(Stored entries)

..............................

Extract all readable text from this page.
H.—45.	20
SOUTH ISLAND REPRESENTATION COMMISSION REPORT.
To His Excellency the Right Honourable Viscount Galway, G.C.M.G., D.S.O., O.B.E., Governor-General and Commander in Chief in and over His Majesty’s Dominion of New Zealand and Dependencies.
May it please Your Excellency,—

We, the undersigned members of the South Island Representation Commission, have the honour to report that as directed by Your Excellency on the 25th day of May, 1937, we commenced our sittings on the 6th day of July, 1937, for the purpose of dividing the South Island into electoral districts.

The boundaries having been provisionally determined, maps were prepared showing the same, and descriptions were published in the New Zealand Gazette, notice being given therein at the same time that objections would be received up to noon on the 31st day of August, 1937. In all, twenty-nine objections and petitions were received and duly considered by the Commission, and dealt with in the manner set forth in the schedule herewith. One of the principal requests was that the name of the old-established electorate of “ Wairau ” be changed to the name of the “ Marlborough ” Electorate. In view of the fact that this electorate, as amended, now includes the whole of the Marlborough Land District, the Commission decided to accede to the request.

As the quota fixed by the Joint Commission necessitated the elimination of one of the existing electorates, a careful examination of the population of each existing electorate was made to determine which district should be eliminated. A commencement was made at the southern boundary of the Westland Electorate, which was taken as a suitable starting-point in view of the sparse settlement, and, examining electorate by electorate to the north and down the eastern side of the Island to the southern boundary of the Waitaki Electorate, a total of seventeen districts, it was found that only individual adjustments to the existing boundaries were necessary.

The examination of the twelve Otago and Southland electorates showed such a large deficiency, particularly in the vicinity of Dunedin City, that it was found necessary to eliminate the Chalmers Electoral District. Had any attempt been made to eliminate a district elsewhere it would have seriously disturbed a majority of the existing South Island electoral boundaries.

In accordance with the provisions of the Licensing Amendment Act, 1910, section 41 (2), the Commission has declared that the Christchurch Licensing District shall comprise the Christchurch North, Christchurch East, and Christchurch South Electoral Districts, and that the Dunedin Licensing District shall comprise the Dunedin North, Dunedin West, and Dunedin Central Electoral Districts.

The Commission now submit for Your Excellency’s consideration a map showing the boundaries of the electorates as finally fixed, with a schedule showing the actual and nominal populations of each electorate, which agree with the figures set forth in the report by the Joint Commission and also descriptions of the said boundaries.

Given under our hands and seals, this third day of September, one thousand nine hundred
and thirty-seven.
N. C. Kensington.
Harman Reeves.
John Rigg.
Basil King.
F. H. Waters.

..............................

- WORK TO COMPLETE -
Output the data above exactly, please, line for line.

- CORRECT OUTPUT -
Extract all readable text from this page.
H.—45.	20
SOUTH ISLAND REPRESENTATION COMMISSION REPORT.
To His Excellency the Right Honourable Viscount Galway, G.C.M.G., D.S.O., O.B.E., Governor-General and Commander in Chief in and over His Majesty’s Dominion of New Zealand and Dependencies.
May it please Your Excellency,—

We, the undersigned members of the South Island Representation Commission, have the honour to report that as directed by Your Excellency on the 25th day of May, 1937, we commenced our sittings on the 6th day of July, 1937, for the purpose of dividing the South Island into electoral districts.

The boundaries having been provisionally determined, maps were prepared showing the same, and descriptions were published in the New Zealand Gazette, notice being given therein at the same time that objections would be received up to noon on the 31st day of August, 1937. In all, twenty-nine objections and petitions were received and duly considered by the Commission, and dealt with in the manner set forth in the schedule herewith. One of the principal requests was that the name of the old-established electorate of “ Wairau ” be changed to the name of the “ Marlborough ” Electorate. In view of the fact that this electorate, as amended, now includes the whole of the Marlborough Land District, the Commission decided to accede to the request.

As the quota fixed by the Joint Commission necessitated the elimination of one of the existing electorates, a careful examination of the population of each existing electorate was made to determine which district should be eliminated. A commencement was made at the southern boundary of the Westland Electorate, which was taken as a suitable starting-point in view of the sparse settlement, and, examining electorate by electorate to the north and down the eastern side of the Island to the southern boundary of the Waitaki Electorate, a total of seventeen districts, it was found that only individual adjustments to the existing boundaries were necessary.

The examination of the twelve Otago and Southland electorates showed such a large deficiency, particularly in the vicinity of Dunedin City, that it was found necessary to eliminate the Chalmers Electoral District. Had any attempt been made to eliminate a district elsewhere it would have seriously disturbed a majority of the existing South Island electoral boundaries.

In accordance with the provisions of the Licensing Amendment Act, 1910, section 41 (2), the Commission has declared that the Christchurch Licensing District shall comprise the Christchurch North, Christchurch East, and Christchurch South Electoral Districts, and that the Dunedin Licensing District shall comprise the Dunedin North, Dunedin West, and Dunedin Central Electoral Districts.

The Commission now submit for Your Excellency’s consideration a map showing the boundaries of the electorates as finally fixed, with a schedule showing the actual and nominal populations of each electorate, which agree with the figures set forth in the report by the Joint Commission and also descriptions of the said boundaries.

Given under our hands and seals, this third day of September, one thousand nine hundred
and thirty-seven.
N. C. Kensington.
Harman Reeves.
John Rigg.
Basil King.
F. H. Waters.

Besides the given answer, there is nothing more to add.